> **EXERCISE OBJECTIVE**
Spot each line in the records below where the word "subtitle" occurs, then copy it.

>> START EXERCISE INPUTS

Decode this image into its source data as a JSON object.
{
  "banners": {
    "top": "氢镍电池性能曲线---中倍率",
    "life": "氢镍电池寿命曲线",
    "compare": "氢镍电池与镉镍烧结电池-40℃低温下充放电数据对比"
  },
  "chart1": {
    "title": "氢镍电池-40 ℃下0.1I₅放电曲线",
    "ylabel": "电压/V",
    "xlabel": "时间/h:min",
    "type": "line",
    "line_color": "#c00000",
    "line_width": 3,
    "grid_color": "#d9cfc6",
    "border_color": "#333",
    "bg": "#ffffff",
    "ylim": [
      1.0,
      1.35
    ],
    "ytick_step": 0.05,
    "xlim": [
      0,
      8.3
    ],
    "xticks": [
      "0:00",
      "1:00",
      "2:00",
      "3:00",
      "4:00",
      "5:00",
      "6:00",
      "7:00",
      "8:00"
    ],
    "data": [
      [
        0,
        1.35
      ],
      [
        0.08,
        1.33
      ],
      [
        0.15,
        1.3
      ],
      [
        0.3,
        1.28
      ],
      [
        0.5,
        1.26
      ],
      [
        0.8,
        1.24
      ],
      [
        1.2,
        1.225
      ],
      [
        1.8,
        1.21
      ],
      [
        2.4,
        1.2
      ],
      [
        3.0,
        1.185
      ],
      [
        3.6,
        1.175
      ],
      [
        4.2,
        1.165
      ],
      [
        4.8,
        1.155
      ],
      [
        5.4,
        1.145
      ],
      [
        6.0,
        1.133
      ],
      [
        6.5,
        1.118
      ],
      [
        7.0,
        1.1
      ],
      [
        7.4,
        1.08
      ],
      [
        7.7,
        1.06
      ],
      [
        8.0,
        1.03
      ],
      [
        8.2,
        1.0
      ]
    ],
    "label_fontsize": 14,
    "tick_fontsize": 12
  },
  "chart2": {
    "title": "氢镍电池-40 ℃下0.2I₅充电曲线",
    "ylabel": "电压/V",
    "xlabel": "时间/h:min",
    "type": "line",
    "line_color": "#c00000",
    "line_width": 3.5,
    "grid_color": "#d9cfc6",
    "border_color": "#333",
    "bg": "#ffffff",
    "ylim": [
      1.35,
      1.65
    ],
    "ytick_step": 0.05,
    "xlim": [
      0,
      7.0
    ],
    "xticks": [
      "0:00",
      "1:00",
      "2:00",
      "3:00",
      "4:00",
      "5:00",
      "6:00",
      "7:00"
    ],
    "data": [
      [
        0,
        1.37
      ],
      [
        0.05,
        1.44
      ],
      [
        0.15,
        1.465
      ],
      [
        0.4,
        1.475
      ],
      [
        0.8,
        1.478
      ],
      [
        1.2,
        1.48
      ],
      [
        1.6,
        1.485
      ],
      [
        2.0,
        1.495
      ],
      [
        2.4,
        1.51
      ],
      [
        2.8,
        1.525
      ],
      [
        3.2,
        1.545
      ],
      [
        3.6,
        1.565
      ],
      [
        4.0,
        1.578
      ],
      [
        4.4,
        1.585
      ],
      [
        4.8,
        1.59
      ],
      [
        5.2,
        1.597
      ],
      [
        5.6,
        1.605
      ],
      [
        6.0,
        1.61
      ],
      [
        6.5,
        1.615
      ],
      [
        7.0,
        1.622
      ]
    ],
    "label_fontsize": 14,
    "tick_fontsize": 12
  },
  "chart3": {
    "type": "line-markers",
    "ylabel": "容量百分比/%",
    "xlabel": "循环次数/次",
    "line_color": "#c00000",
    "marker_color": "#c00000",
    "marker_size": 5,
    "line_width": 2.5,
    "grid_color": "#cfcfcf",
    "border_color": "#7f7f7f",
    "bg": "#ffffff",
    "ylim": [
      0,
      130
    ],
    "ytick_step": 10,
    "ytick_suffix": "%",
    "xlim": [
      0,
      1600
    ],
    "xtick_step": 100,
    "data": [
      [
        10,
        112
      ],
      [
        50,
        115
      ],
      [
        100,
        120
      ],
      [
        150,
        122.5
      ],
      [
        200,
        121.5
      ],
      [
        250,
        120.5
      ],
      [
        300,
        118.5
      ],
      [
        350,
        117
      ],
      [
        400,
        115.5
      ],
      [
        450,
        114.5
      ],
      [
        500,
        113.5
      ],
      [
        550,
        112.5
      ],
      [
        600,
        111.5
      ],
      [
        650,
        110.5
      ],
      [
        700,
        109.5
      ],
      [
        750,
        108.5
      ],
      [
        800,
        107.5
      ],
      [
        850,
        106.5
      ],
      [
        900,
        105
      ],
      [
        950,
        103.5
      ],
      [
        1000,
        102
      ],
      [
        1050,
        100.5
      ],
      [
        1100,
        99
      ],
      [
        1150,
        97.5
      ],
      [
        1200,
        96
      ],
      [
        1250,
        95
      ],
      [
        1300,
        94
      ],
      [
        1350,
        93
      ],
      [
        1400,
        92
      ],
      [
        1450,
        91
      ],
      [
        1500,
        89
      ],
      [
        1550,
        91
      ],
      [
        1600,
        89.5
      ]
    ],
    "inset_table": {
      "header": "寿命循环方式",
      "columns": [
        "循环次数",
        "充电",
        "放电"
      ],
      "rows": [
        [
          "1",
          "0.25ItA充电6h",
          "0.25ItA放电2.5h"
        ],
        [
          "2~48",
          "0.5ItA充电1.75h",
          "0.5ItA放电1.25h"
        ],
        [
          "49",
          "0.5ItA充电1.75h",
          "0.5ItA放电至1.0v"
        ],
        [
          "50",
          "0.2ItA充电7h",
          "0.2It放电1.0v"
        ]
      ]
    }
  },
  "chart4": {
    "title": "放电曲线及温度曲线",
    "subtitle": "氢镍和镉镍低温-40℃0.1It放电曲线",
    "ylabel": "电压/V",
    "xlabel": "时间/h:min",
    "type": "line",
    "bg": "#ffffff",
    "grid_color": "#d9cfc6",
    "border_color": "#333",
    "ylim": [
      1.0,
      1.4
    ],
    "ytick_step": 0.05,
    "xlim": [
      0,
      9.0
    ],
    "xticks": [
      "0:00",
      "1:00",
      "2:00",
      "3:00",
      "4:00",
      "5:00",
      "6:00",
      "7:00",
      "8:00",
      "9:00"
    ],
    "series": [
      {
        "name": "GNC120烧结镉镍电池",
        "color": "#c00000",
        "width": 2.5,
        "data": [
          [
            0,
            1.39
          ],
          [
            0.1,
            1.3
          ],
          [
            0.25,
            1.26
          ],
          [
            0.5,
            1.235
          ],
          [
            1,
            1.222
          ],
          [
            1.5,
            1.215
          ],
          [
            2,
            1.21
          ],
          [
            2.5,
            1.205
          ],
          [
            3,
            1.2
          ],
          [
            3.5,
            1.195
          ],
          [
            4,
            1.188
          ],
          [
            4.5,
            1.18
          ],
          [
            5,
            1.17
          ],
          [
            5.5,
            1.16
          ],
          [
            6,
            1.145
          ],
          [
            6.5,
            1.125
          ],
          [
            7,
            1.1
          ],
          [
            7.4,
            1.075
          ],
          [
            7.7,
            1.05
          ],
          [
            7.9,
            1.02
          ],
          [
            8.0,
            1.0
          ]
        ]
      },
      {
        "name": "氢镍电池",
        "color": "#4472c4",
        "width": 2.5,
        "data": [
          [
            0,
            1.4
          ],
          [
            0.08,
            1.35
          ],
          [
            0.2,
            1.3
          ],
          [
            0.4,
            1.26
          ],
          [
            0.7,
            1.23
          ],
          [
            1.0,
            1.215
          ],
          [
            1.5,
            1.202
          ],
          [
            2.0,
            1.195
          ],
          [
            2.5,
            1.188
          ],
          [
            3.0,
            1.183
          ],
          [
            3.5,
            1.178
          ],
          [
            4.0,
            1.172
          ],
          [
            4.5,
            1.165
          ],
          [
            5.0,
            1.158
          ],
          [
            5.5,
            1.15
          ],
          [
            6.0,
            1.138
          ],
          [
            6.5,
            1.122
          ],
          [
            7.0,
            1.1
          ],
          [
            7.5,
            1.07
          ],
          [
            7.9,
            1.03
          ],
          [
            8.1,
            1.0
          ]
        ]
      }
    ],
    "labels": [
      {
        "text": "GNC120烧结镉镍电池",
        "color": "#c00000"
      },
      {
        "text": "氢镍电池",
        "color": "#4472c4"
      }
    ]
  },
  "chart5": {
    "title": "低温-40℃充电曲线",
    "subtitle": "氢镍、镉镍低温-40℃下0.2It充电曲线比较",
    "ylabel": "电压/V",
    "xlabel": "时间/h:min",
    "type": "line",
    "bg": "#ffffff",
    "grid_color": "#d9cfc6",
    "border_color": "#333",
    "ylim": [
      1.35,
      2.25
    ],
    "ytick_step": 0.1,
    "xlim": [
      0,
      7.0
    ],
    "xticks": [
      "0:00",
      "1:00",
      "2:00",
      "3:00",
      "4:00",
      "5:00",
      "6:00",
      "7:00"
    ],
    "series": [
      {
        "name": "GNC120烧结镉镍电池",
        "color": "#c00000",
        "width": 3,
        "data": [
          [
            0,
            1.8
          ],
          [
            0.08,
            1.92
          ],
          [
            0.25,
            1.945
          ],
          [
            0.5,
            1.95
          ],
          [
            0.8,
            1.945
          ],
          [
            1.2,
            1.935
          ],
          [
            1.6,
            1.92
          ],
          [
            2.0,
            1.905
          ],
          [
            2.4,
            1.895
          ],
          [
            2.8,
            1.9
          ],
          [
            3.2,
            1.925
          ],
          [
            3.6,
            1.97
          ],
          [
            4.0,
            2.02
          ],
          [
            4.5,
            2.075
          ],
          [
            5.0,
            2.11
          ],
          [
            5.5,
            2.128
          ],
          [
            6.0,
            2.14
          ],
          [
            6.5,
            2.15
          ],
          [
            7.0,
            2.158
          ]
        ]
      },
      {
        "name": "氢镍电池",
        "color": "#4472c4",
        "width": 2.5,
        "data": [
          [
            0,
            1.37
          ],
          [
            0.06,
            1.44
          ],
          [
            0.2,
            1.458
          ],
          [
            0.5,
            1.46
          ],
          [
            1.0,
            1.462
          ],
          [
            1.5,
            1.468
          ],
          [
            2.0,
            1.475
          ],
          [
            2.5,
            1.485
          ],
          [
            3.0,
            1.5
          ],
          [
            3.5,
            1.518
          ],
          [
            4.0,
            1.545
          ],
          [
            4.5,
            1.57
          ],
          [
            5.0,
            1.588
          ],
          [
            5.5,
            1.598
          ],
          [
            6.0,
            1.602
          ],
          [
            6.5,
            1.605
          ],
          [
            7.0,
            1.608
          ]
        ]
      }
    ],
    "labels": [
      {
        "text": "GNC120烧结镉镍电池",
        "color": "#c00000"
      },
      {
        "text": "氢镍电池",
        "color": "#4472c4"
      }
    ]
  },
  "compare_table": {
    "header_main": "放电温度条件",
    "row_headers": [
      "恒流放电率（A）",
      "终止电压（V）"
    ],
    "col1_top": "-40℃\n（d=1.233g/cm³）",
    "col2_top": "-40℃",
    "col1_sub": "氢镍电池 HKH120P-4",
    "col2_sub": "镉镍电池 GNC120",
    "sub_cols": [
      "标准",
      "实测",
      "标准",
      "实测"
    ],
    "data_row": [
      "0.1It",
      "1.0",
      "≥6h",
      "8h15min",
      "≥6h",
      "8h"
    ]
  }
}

>> END EXERCISE INPUTS

> **SOLUTION TO THIS PROBLEM**
    "subtitle": "氢镍和镉镍低温-40℃0.1It放电曲线",
    "subtitle": "氢镍、镉镍低温-40℃下0.2It充电曲线比较",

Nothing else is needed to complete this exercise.